Given records
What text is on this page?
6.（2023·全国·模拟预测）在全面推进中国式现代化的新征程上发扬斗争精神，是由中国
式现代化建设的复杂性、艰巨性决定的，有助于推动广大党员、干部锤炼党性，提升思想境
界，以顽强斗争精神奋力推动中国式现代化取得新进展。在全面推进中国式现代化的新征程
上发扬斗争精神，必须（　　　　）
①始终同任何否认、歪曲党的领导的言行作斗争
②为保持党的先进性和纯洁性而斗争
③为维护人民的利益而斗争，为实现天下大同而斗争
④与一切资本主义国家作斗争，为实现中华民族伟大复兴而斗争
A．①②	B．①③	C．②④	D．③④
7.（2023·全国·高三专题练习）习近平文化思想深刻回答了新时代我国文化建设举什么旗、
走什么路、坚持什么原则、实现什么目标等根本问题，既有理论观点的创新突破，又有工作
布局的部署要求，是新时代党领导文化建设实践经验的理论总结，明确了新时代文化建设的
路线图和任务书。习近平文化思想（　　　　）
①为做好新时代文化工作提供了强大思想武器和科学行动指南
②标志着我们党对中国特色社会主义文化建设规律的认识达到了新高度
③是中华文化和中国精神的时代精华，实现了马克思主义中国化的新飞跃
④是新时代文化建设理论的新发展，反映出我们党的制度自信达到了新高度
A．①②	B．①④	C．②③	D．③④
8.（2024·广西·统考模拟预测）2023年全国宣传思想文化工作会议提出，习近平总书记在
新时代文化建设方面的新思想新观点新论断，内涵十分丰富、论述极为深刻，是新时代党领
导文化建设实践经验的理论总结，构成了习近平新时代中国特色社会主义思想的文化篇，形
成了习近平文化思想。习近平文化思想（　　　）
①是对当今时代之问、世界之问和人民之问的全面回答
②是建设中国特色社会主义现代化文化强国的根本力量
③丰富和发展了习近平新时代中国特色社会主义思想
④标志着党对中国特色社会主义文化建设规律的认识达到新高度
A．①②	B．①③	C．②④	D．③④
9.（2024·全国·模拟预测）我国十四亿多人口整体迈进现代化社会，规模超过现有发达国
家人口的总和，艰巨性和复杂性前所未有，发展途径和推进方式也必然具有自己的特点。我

Work to do
Reproduce the material verbatim, line by line.

Answer for this exercise
What text is on this page?
6.（2023·全国·模拟预测）在全面推进中国式现代化的新征程上发扬斗争精神，是由中国
式现代化建设的复杂性、艰巨性决定的，有助于推动广大党员、干部锤炼党性，提升思想境
界，以顽强斗争精神奋力推动中国式现代化取得新进展。在全面推进中国式现代化的新征程
上发扬斗争精神，必须（　　　　）
①始终同任何否认、歪曲党的领导的言行作斗争
②为保持党的先进性和纯洁性而斗争
③为维护人民的利益而斗争，为实现天下大同而斗争
④与一切资本主义国家作斗争，为实现中华民族伟大复兴而斗争
A．①②	B．①③	C．②④	D．③④
7.（2023·全国·高三专题练习）习近平文化思想深刻回答了新时代我国文化建设举什么旗、
走什么路、坚持什么原则、实现什么目标等根本问题，既有理论观点的创新突破，又有工作
布局的部署要求，是新时代党领导文化建设实践经验的理论总结，明确了新时代文化建设的
路线图和任务书。习近平文化思想（　　　　）
①为做好新时代文化工作提供了强大思想武器和科学行动指南
②标志着我们党对中国特色社会主义文化建设规律的认识达到了新高度
③是中华文化和中国精神的时代精华，实现了马克思主义中国化的新飞跃
④是新时代文化建设理论的新发展，反映出我们党的制度自信达到了新高度
A．①②	B．①④	C．②③	D．③④
8.（2024·广西·统考模拟预测）2023年全国宣传思想文化工作会议提出，习近平总书记在
新时代文化建设方面的新思想新观点新论断，内涵十分丰富、论述极为深刻，是新时代党领
导文化建设实践经验的理论总结，构成了习近平新时代中国特色社会主义思想的文化篇，形
成了习近平文化思想。习近平文化思想（　　　）
①是对当今时代之问、世界之问和人民之问的全面回答
②是建设中国特色社会主义现代化文化强国的根本力量
③丰富和发展了习近平新时代中国特色社会主义思想
④标志着党对中国特色社会主义文化建设规律的认识达到新高度
A．①②	B．①③	C．②④	D．③④
9.（2024·全国·模拟预测）我国十四亿多人口整体迈进现代化社会，规模超过现有发达国
家人口的总和，艰巨性和复杂性前所未有，发展途径和推进方式也必然具有自己的特点。我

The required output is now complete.